• Document segment:

——————————

Study guide users are asked to explore six Scripture passages that contain promises of victory. Here are those passages and their associated promises:

  1. Romans 12:21: You don’t have to be overcome by evil. You can overcome evil with good.
  2. James 4:7: If you submit to God, you can resist the devil, and he will flee from you.
  3. Galatians 1:3–4: You can experience grace and peace from God because He gives Himself to us because He desires to rescue us from this present evil age.
  4. Ephesians 6:10–11: You can be strong in the Lord and in His mighty power. His armor will make you stand against the devil’s schemes … if you put it on.
  5. 1 John 2:13–14: You can have knowledge. You can have victory. You can have strength.
  6. 1 John 5:4–5: Those born of God overcome the world. Faith brings victory.

Present Warfare

The gospel promises eternal life and a final deliverance from the presence of sin. But our current deliverance from the power of sin requires spiritual warfare on our part. It’s the “working out” of our salvation that Paul speaks of in his letter to the Philippians:

Therefore, my beloved, just as you have always obeyed, not only in my presence, but now even more in my absence, continue to work out your salvation with fear and trembling.  For it is God who works in you to will and to act on behalf of His good purpose. Do everything without complaining or arguing, so that you may be blameless and pure, children of God without fault in a crooked and perverse generation, in which you shine as lights in the world as you hold forth the word of life. (Philippians 2:12–15)

Consider each possibility for hope found in this passage:

  • You can be known by your pattern of obedience and not your pattern of failure: “just as you have always obeyed.”
  • Your success over addiction can be had even in your private life, without someone looking over your shoulder: “obeyed … even in my absence.”

——————————

• Goal:
Extract the stretch from "Study guide users" through "you put it on." in the study guide excerpt, copying it word for word. The rows that come next are separate material, apart from the study guide excerpt.

——————————

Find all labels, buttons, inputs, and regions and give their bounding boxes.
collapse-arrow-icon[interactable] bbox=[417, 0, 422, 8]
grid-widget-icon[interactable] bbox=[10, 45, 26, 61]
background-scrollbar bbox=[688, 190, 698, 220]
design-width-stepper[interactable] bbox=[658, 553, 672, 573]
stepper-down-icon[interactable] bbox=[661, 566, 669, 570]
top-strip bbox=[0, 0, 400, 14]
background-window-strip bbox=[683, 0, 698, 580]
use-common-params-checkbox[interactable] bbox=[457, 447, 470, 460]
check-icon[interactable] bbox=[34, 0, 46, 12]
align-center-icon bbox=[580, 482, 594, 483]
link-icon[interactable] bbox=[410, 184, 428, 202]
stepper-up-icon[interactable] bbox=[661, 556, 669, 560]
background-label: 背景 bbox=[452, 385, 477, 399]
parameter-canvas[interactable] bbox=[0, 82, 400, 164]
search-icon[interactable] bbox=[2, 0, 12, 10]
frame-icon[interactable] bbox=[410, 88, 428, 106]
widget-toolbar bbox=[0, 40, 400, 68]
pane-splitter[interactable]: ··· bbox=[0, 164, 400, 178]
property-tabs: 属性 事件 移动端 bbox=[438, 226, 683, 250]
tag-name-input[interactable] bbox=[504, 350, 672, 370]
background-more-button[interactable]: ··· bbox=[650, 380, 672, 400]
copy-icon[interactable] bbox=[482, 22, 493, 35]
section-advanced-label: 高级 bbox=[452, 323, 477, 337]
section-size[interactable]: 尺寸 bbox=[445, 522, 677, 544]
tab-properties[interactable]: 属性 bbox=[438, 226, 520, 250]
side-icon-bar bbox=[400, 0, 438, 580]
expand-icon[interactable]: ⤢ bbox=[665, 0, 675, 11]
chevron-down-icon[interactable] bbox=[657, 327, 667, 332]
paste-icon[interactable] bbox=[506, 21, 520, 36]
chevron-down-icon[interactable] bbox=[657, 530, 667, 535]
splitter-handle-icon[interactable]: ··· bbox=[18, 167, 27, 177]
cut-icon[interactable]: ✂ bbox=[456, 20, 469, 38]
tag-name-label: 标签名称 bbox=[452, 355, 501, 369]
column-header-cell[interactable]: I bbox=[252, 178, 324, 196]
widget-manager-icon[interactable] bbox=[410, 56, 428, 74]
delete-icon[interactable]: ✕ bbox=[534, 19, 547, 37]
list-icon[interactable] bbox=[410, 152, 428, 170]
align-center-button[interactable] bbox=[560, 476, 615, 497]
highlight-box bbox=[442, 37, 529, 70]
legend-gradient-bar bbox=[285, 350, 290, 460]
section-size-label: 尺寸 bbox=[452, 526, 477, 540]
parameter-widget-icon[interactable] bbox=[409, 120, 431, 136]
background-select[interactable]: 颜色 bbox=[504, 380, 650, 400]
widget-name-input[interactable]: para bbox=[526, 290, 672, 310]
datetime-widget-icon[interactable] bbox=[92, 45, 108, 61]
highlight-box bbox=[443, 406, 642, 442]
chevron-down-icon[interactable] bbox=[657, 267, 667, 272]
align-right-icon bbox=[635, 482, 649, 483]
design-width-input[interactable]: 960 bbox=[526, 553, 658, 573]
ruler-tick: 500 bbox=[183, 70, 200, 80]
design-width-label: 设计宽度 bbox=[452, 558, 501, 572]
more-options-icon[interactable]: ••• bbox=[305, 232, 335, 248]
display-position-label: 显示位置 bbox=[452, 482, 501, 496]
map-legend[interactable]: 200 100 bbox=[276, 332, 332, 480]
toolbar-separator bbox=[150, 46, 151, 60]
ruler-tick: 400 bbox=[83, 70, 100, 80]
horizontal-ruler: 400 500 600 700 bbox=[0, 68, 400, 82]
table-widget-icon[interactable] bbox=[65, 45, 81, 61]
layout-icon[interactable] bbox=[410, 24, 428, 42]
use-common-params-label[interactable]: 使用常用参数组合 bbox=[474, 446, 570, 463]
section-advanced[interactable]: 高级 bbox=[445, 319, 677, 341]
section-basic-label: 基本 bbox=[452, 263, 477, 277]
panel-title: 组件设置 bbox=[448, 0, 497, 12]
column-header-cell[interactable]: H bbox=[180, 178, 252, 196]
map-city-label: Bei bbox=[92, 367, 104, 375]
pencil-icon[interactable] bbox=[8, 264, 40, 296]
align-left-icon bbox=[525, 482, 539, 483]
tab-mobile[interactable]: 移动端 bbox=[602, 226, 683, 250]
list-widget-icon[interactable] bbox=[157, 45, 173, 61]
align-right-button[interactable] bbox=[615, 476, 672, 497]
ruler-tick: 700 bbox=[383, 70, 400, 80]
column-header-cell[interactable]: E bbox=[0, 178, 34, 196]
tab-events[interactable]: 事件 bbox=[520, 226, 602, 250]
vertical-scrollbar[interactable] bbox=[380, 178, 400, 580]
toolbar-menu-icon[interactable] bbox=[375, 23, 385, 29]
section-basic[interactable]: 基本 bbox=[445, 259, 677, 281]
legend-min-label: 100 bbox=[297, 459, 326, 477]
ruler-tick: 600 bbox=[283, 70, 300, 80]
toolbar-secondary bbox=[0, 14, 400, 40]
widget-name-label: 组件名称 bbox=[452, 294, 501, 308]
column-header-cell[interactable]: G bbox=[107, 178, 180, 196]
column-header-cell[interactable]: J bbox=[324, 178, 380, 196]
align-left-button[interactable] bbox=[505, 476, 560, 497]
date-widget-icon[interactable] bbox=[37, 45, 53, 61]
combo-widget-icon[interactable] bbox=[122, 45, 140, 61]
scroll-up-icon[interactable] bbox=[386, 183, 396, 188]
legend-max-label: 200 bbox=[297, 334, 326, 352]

——————————

• Exercise solution:
Study guide users are asked to explore six Scripture passages that contain promises of victory. Here are those passages and their associated promises:

  1. Romans 12:21: You don’t have to be overcome by evil. You can overcome evil with good.
  2. James 4:7: If you submit to God, you can resist the devil, and he will flee from you.
  3. Galatians 1:3–4: You can experience grace and peace from God because He gives Himself to us because He desires to rescue us from this present evil age.
  4. Ephesians 6:10–11: You can be strong in the Lord and in His mighty power. His armor will make you stand against the devil’s schemes … if you put it on.